Given exercise -
Provide the number of lines where the word "register" occurs, and no other text.

══ Given entries

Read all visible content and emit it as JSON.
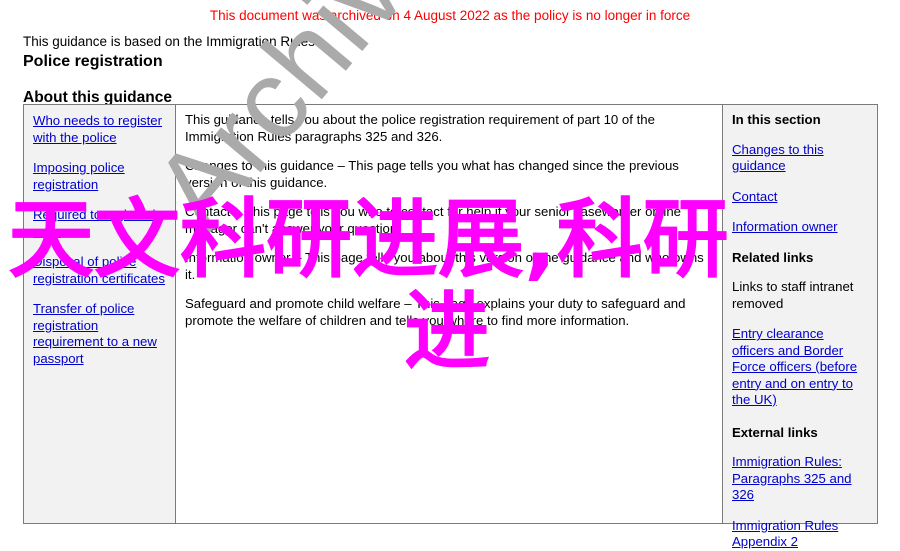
{
  "archive_notice": "This document was archived on 4 August 2022 as the policy is no longer in force",
  "header": {
    "intro_line": "This guidance is based on the Immigration Rules",
    "document_title": "Police registration",
    "section_heading": "About this guidance"
  },
  "nav_column": {
    "links": [
      "Who needs to register with the police",
      "Imposing police registration",
      "Required to register in error",
      "Disposal of police registration certificates",
      "Transfer of police registration requirement to a new passport"
    ]
  },
  "main_column": {
    "paragraphs": [
      "This guidance tells you about the police registration requirement of part 10 of the Immigration Rules paragraphs 325 and 326.",
      "Changes to this guidance – This page tells you what has changed since the previous version of this guidance.",
      "Contact – This page tells you who to contact for help if your senior caseworker or line manager can't answer your question.",
      "Information owner – This page tells you about this version of the guidance and who owns it.",
      "Safeguard and promote child welfare – This page explains your duty to safeguard and promote the welfare of children and tells you where to find more information."
    ]
  },
  "side_column": {
    "in_this_section_heading": "In this section",
    "in_this_section_links": [
      "Changes to this guidance",
      "Contact",
      "Information owner"
    ],
    "related_links_heading": "Related links",
    "related_links_note": "Links to staff intranet removed",
    "related_links": [
      "Entry clearance officers and Border Force officers (before entry and on entry to the UK)"
    ],
    "external_links_heading": "External links",
    "external_links": [
      "Immigration Rules: Paragraphs 325 and 326",
      "Immigration Rules Appendix 2"
    ]
  },
  "watermarks": {
    "archived_text": "Archived",
    "archived_color": "#aaaaaa",
    "overlay_line1": "天文科研进展,科研",
    "overlay_line2": "进",
    "overlay_color": "#ff00ff"
  },
  "colors": {
    "archive_notice": "#ff0000",
    "link": "#0000cc",
    "panel_background": "#f2f2f2",
    "border": "#7a7a7a"
  }
}
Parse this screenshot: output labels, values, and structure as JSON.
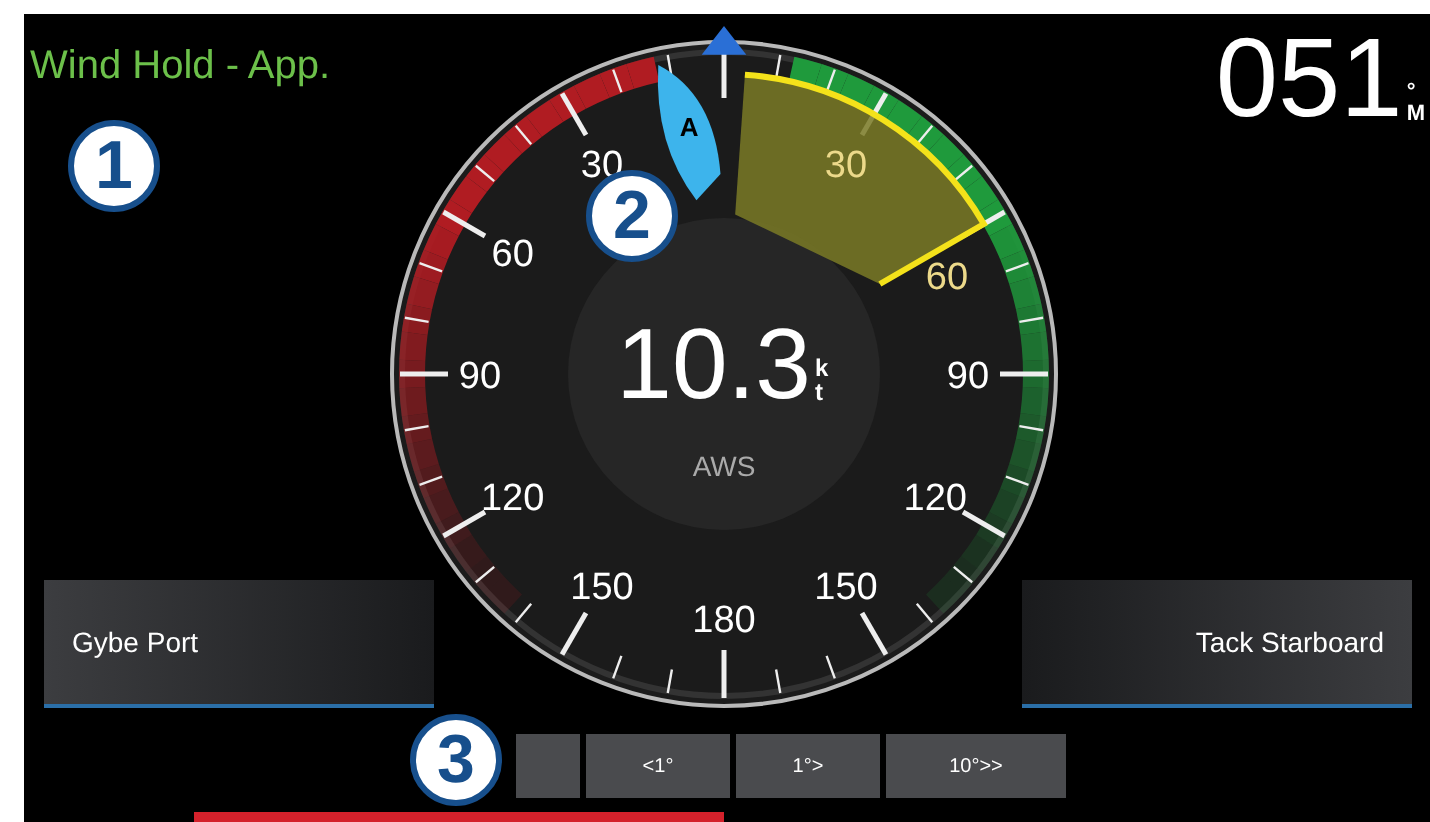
{
  "mode_title": "Wind Hold - App.",
  "heading": {
    "value": "051",
    "unit": "°M"
  },
  "gauge": {
    "marker_letter": "A",
    "speed": "10.3",
    "speed_unit": "kt",
    "speed_label": "AWS",
    "scale_labels": [
      "30",
      "60",
      "90",
      "120",
      "150",
      "180",
      "150",
      "120",
      "90",
      "60",
      "30"
    ]
  },
  "side_buttons": [
    {
      "label": "Gybe Port"
    },
    {
      "label": "Tack Starboard"
    }
  ],
  "step_buttons": [
    {
      "label": "<1°"
    },
    {
      "label": "1°>"
    },
    {
      "label": "10°>>"
    }
  ],
  "callouts": [
    "1",
    "2",
    "3"
  ]
}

════

Final answer -
2